RECORDS FOR THE EXERCISE —
»»

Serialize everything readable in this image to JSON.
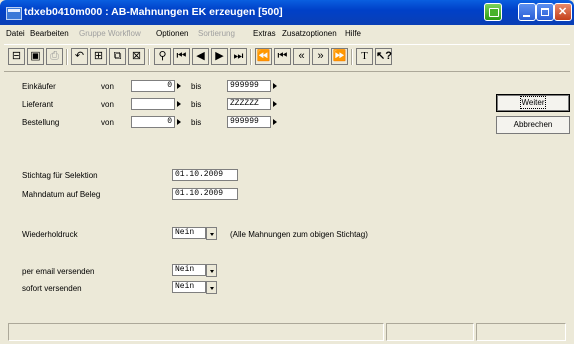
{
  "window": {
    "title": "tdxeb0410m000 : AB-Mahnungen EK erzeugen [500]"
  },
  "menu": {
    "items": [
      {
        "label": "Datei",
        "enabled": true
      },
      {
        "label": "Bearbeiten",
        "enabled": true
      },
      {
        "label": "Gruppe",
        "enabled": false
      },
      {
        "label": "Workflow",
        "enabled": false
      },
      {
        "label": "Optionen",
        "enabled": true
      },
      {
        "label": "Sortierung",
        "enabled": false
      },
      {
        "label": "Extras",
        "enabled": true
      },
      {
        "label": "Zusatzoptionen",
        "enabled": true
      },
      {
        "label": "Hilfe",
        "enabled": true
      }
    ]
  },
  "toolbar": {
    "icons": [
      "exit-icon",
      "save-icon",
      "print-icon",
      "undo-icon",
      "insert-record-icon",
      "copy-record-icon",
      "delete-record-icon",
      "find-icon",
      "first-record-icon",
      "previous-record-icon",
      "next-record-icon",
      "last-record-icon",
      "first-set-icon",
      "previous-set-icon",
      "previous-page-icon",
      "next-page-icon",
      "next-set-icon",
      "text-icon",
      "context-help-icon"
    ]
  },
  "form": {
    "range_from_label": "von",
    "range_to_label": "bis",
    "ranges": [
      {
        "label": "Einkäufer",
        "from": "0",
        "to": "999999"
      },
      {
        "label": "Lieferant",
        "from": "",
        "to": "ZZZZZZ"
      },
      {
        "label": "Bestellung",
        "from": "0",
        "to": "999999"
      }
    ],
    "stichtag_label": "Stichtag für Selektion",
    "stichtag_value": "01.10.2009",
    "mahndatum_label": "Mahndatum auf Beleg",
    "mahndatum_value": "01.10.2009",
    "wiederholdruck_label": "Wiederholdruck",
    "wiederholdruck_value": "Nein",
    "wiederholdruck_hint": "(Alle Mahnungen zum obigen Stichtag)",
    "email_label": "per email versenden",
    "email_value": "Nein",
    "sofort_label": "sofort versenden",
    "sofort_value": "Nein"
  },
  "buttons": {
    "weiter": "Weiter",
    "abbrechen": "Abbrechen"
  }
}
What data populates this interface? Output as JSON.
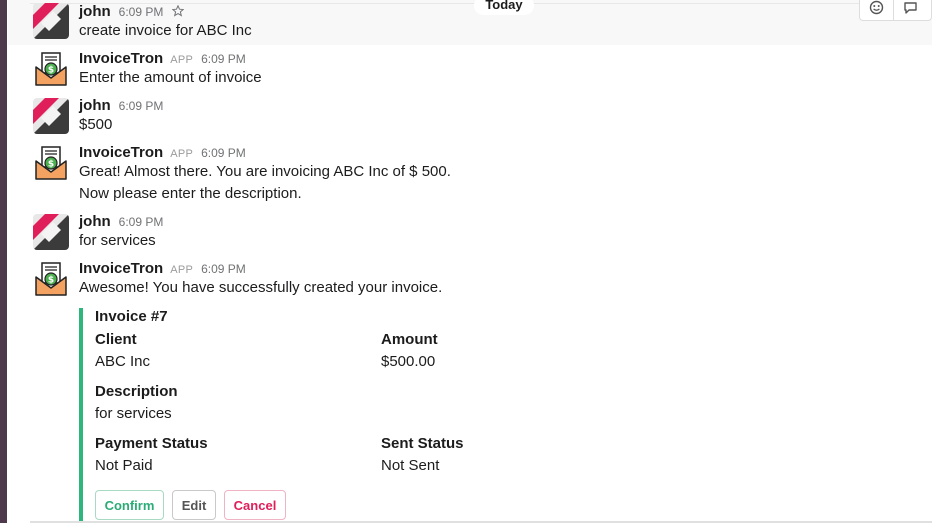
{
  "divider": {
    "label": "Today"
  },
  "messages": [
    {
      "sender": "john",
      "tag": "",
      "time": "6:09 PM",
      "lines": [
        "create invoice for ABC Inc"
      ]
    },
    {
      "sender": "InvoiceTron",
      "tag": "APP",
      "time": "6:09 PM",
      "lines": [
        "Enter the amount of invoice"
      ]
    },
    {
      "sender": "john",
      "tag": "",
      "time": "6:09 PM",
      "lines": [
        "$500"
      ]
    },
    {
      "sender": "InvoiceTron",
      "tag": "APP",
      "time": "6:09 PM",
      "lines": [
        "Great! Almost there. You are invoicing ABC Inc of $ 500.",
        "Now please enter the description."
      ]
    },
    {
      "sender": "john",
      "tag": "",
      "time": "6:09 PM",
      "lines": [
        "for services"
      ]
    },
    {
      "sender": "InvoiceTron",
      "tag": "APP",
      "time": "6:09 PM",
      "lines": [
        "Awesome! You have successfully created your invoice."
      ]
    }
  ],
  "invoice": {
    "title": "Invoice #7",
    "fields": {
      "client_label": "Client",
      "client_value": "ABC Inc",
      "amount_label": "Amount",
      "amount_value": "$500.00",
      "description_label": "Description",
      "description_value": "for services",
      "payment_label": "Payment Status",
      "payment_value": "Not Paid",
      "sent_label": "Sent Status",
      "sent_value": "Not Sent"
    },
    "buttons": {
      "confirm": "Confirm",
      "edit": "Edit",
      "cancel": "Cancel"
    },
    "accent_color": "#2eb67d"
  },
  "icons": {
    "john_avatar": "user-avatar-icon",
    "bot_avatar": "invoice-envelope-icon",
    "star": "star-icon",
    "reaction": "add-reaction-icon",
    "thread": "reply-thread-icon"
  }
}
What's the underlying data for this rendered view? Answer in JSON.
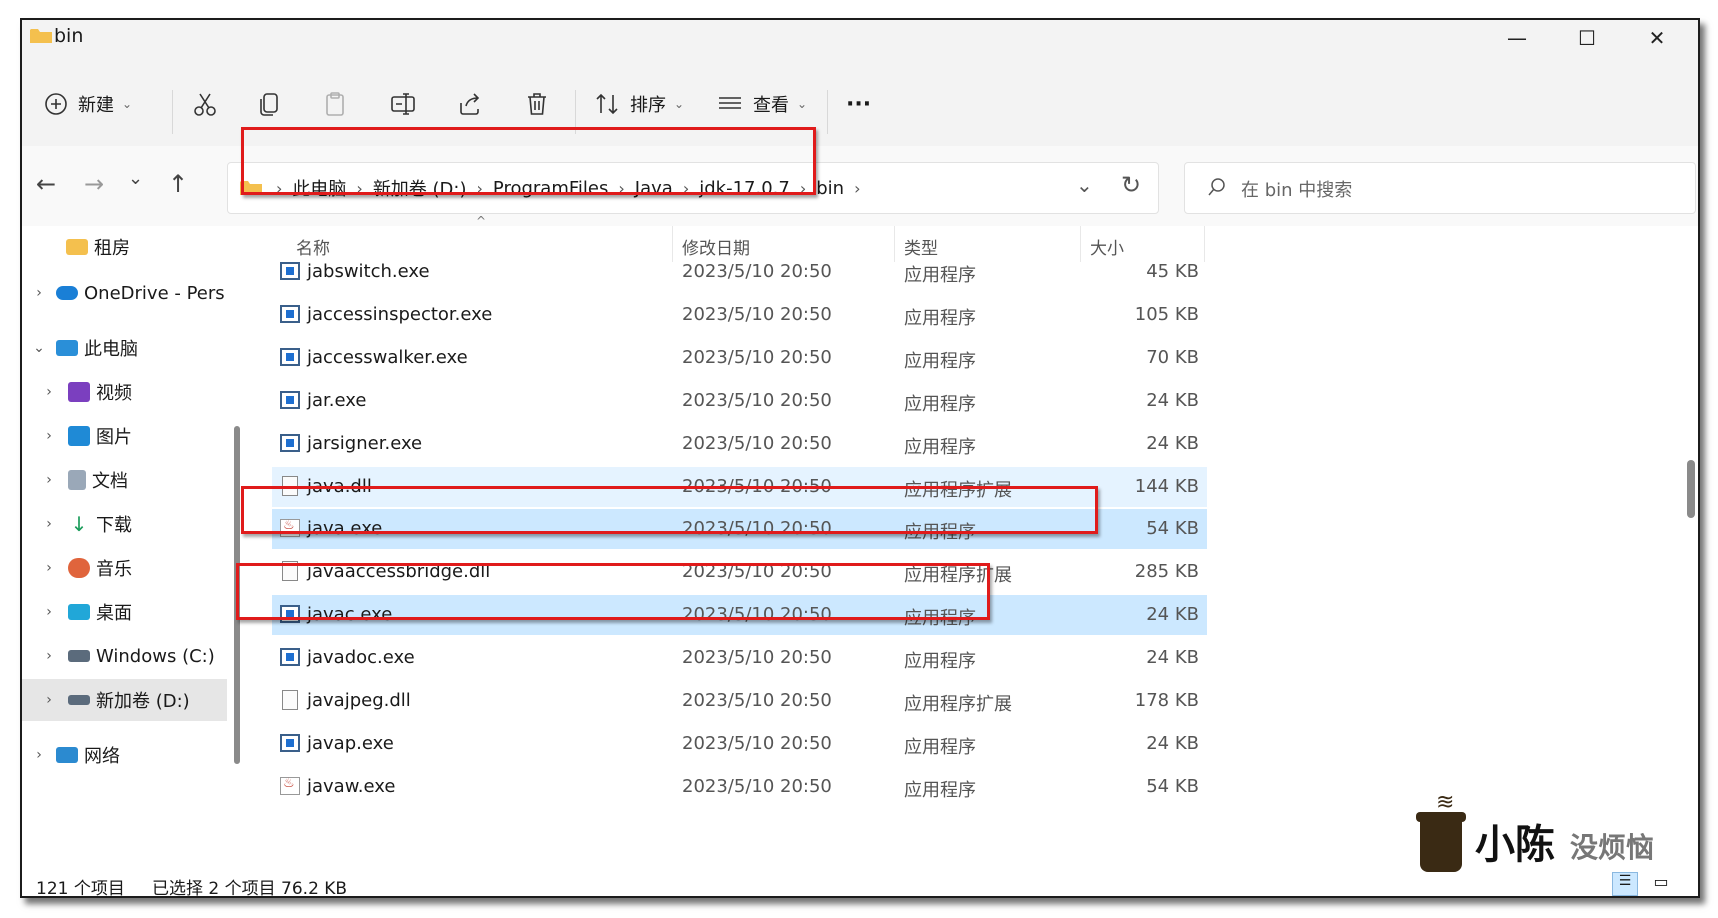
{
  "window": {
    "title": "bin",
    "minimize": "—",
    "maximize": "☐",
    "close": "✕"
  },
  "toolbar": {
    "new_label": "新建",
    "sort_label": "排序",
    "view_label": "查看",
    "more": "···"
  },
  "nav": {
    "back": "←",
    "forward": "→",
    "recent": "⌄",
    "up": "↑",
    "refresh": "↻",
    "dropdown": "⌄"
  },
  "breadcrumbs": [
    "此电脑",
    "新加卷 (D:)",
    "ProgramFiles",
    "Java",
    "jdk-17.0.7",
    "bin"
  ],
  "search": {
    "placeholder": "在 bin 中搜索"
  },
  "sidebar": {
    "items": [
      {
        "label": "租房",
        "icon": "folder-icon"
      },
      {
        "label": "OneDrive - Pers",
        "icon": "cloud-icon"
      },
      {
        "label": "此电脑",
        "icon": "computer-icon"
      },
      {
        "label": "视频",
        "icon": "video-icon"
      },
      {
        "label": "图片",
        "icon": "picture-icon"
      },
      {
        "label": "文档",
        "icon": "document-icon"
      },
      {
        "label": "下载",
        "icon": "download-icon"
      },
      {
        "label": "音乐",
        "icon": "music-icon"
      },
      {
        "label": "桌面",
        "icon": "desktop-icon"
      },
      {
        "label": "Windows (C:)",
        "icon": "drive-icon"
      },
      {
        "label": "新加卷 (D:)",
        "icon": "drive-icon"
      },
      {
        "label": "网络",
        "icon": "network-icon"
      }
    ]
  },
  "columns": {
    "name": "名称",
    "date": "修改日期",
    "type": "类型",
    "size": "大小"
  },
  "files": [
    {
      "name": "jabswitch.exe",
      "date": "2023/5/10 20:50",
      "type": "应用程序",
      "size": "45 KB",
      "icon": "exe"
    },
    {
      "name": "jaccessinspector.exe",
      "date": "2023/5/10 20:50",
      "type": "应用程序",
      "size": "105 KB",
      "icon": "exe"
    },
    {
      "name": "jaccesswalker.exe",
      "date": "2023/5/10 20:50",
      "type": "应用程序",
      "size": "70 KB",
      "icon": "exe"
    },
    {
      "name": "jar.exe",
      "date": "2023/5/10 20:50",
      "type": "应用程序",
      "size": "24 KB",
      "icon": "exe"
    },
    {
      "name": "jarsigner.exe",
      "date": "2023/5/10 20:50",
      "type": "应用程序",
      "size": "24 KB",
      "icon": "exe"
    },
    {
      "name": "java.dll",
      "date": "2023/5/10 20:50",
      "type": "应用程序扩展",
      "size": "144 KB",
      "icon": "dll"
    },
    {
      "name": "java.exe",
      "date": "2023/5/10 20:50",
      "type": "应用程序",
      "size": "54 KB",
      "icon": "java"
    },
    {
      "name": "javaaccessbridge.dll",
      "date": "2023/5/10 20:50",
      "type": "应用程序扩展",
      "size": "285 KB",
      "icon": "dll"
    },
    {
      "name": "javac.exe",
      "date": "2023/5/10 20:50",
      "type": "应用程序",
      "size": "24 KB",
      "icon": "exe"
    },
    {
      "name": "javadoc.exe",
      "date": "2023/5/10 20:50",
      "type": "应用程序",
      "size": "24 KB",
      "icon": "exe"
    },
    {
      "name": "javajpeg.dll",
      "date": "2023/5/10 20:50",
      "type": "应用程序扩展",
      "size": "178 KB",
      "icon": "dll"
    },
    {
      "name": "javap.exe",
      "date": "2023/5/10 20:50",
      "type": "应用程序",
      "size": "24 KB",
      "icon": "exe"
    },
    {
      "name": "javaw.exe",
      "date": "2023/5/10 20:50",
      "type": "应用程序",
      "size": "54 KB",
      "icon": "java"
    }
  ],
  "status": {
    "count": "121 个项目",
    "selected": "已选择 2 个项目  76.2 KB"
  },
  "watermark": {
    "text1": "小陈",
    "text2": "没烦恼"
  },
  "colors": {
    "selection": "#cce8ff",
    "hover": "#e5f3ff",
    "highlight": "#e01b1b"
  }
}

««
»»

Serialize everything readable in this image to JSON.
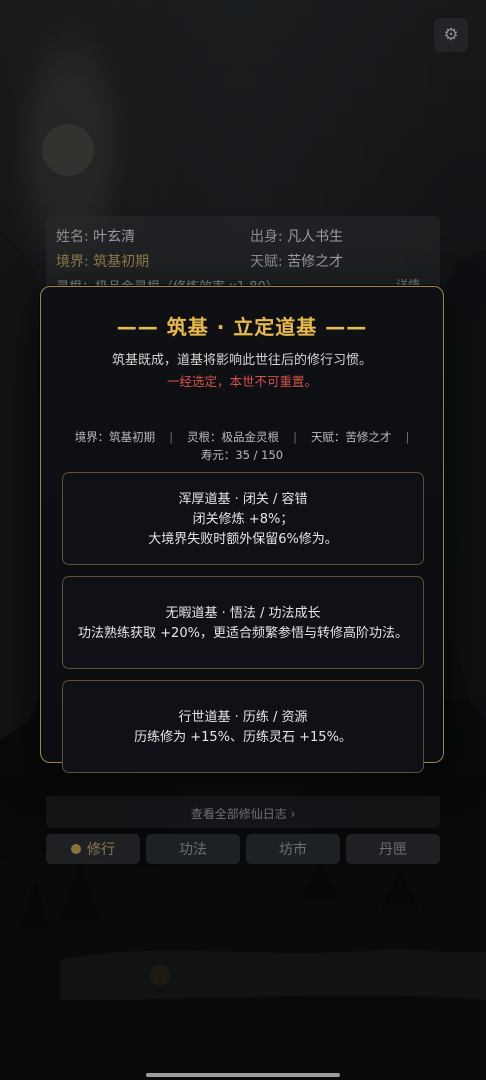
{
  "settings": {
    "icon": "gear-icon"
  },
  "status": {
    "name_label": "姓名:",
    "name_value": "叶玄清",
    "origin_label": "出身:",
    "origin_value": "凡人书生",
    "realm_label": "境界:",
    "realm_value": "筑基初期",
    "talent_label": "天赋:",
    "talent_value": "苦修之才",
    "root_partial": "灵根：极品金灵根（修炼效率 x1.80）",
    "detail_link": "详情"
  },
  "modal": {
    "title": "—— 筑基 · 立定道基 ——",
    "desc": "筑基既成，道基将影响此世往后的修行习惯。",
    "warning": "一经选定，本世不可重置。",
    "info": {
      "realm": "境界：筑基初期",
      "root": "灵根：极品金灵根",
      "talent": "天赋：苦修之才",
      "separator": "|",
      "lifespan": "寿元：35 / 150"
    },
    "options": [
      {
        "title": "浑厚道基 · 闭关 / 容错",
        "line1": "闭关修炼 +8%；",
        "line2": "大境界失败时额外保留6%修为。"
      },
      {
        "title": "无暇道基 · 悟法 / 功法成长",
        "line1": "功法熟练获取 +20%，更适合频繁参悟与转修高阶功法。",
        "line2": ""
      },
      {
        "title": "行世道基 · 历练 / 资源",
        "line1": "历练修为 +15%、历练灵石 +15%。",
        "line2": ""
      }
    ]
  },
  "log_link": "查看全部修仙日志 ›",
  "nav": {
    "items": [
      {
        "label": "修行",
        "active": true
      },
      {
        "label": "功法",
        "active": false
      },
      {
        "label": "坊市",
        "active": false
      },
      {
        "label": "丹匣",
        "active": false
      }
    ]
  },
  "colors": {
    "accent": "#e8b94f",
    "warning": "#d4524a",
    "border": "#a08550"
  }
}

««

STATED TASK — Go through the entries above and copy every line containing "this".

EXERCISE RESPONSE —
Serialize everything readable in this image to JSON.
What data populates this interface? Output as JSON.
What's the underlying data for this rendered view? Answer in JSON.
Serialize everything readable in this image to JSON.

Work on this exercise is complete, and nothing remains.